Copy out all of the material exactly.

# # # #

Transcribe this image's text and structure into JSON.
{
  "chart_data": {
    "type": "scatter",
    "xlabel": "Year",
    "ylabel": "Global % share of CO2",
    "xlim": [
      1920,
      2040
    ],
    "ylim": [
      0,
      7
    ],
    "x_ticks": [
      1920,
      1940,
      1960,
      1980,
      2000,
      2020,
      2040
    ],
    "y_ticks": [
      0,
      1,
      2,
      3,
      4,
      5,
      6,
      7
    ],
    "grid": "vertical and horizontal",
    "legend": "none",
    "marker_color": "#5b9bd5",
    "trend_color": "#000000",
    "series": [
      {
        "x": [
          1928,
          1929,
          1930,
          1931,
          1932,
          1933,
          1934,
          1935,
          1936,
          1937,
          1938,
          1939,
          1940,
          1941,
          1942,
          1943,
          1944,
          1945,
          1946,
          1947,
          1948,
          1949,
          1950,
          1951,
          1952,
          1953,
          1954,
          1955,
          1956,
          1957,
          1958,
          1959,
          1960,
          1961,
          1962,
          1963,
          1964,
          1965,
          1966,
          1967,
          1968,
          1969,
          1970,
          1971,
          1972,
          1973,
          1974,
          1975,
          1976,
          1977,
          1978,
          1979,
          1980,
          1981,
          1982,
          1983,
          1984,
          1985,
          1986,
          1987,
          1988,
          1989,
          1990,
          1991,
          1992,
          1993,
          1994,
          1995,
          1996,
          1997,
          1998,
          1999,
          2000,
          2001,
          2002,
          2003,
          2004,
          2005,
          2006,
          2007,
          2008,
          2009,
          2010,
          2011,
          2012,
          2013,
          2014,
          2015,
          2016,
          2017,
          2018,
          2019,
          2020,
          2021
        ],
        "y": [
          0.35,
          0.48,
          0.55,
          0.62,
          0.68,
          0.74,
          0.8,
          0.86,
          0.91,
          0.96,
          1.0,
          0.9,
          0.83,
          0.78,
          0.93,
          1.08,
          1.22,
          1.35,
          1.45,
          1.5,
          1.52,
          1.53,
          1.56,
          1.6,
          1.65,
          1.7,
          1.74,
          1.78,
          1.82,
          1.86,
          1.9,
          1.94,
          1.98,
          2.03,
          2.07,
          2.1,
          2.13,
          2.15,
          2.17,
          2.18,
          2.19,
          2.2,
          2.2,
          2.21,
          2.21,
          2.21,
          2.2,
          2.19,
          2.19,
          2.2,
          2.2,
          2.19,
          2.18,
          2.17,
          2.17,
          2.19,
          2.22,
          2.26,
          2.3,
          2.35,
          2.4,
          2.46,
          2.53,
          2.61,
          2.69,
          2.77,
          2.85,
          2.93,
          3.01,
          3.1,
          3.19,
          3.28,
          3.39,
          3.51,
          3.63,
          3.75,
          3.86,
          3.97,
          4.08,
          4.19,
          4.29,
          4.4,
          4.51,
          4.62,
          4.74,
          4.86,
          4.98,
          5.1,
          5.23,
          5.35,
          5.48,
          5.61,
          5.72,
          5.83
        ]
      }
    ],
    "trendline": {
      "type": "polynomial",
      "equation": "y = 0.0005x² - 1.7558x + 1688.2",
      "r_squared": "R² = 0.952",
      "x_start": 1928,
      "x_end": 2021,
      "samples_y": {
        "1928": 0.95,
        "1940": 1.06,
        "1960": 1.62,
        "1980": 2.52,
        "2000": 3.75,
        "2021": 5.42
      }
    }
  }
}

# # # #

* FINISHED TASK
Transcribe this image's text and structure into JSON.
{
  "chart_data": {
    "type": "scatter",
    "xlabel": "Year",
    "ylabel": "Global % share of CO2",
    "xlim": [
      1920,
      2040
    ],
    "ylim": [
      0,
      7
    ],
    "x_ticks": [
      1920,
      1940,
      1960,
      1980,
      2000,
      2020,
      2040
    ],
    "y_ticks": [
      0,
      1,
      2,
      3,
      4,
      5,
      6,
      7
    ],
    "grid": "vertical and horizontal",
    "legend": "none",
    "marker_color": "#5b9bd5",
    "trend_color": "#000000",
    "series": [
      {
        "x": [
          1928,
          1929,
          1930,
          1931,
          1932,
          1933,
          1934,
          1935,
          1936,
          1937,
          1938,
          1939,
          1940,
          1941,
          1942,
          1943,
          1944,
          1945,
          1946,
          1947,
          1948,
          1949,
          1950,
          1951,
          1952,
          1953,
          1954,
          1955,
          1956,
          1957,
          1958,
          1959,
          1960,
          1961,
          1962,
          1963,
          1964,
          1965,
          1966,
          1967,
          1968,
          1969,
          1970,
          1971,
          1972,
          1973,
          1974,
          1975,
          1976,
          1977,
          1978,
          1979,
          1980,
          1981,
          1982,
          1983,
          1984,
          1985,
          1986,
          1987,
          1988,
          1989,
          1990,
          1991,
          1992,
          1993,
          1994,
          1995,
          1996,
          1997,
          1998,
          1999,
          2000,
          2001,
          2002,
          2003,
          2004,
          2005,
          2006,
          2007,
          2008,
          2009,
          2010,
          2011,
          2012,
          2013,
          2014,
          2015,
          2016,
          2017,
          2018,
          2019,
          2020,
          2021
        ],
        "y": [
          0.35,
          0.48,
          0.55,
          0.62,
          0.68,
          0.74,
          0.8,
          0.86,
          0.91,
          0.96,
          1.0,
          0.9,
          0.83,
          0.78,
          0.93,
          1.08,
          1.22,
          1.35,
          1.45,
          1.5,
          1.52,
          1.53,
          1.56,
          1.6,
          1.65,
          1.7,
          1.74,
          1.78,
          1.82,
          1.86,
          1.9,
          1.94,
          1.98,
          2.03,
          2.07,
          2.1,
          2.13,
          2.15,
          2.17,
          2.18,
          2.19,
          2.2,
          2.2,
          2.21,
          2.21,
          2.21,
          2.2,
          2.19,
          2.19,
          2.2,
          2.2,
          2.19,
          2.18,
          2.17,
          2.17,
          2.19,
          2.22,
          2.26,
          2.3,
          2.35,
          2.4,
          2.46,
          2.53,
          2.61,
          2.69,
          2.77,
          2.85,
          2.93,
          3.01,
          3.1,
          3.19,
          3.28,
          3.39,
          3.51,
          3.63,
          3.75,
          3.86,
          3.97,
          4.08,
          4.19,
          4.29,
          4.4,
          4.51,
          4.62,
          4.74,
          4.86,
          4.98,
          5.1,
          5.23,
          5.35,
          5.48,
          5.61,
          5.72,
          5.83
        ]
      }
    ],
    "trendline": {
      "type": "polynomial",
      "equation": "y = 0.0005x² - 1.7558x + 1688.2",
      "r_squared": "R² = 0.952",
      "x_start": 1928,
      "x_end": 2021,
      "samples_y": {
        "1928": 0.95,
        "1940": 1.06,
        "1960": 1.62,
        "1980": 2.52,
        "2000": 3.75,
        "2021": 5.42
      }
    }
  }
}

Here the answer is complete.